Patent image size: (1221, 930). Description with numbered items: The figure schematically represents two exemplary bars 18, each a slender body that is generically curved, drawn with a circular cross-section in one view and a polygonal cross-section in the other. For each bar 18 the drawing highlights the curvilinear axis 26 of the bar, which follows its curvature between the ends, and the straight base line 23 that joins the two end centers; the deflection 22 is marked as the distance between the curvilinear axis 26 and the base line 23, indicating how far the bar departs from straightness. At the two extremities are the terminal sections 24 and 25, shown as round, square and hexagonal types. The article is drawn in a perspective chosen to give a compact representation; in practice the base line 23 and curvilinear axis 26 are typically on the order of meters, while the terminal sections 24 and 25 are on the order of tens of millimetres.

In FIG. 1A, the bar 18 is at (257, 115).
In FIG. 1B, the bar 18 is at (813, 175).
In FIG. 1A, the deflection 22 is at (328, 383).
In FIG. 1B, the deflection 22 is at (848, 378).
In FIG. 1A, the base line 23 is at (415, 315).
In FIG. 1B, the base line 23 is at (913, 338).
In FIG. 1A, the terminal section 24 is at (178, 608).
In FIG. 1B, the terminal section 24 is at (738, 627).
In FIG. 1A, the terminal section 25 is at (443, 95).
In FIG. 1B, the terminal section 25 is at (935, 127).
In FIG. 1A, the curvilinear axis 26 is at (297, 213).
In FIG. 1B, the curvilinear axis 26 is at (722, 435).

§ §

_The request_
Write out every line of the listing above word for word, with nothing added, dropped, or changed.

_Expected output_
Patent image size: (1221, 930). Description with numbered items: The figure schematically represents two exemplary bars 18, each a slender body that is generically curved, drawn with a circular cross-section in one view and a polygonal cross-section in the other. For each bar 18 the drawing highlights the curvilinear axis 26 of the bar, which follows its curvature between the ends, and the straight base line 23 that joins the two end centers; the deflection 22 is marked as the distance between the curvilinear axis 26 and the base line 23, indicating how far the bar departs from straightness. At the two extremities are the terminal sections 24 and 25, shown as round, square and hexagonal types. The article is drawn in a perspective chosen to give a compact representation; in practice the base line 23 and curvilinear axis 26 are typically on the order of meters, while the terminal sections 24 and 25 are on the order of tens of millimetres.

In FIG. 1A, the bar 18 is at (257, 115).
In FIG. 1B, the bar 18 is at (813, 175).
In FIG. 1A, the deflection 22 is at (328, 383).
In FIG. 1B, the deflection 22 is at (848, 378).
In FIG. 1A, the base line 23 is at (415, 315).
In FIG. 1B, the base line 23 is at (913, 338).
In FIG. 1A, the terminal section 24 is at (178, 608).
In FIG. 1B, the terminal section 24 is at (738, 627).
In FIG. 1A, the terminal section 25 is at (443, 95).
In FIG. 1B, the terminal section 25 is at (935, 127).
In FIG. 1A, the curvilinear axis 26 is at (297, 213).
In FIG. 1B, the curvilinear axis 26 is at (722, 435).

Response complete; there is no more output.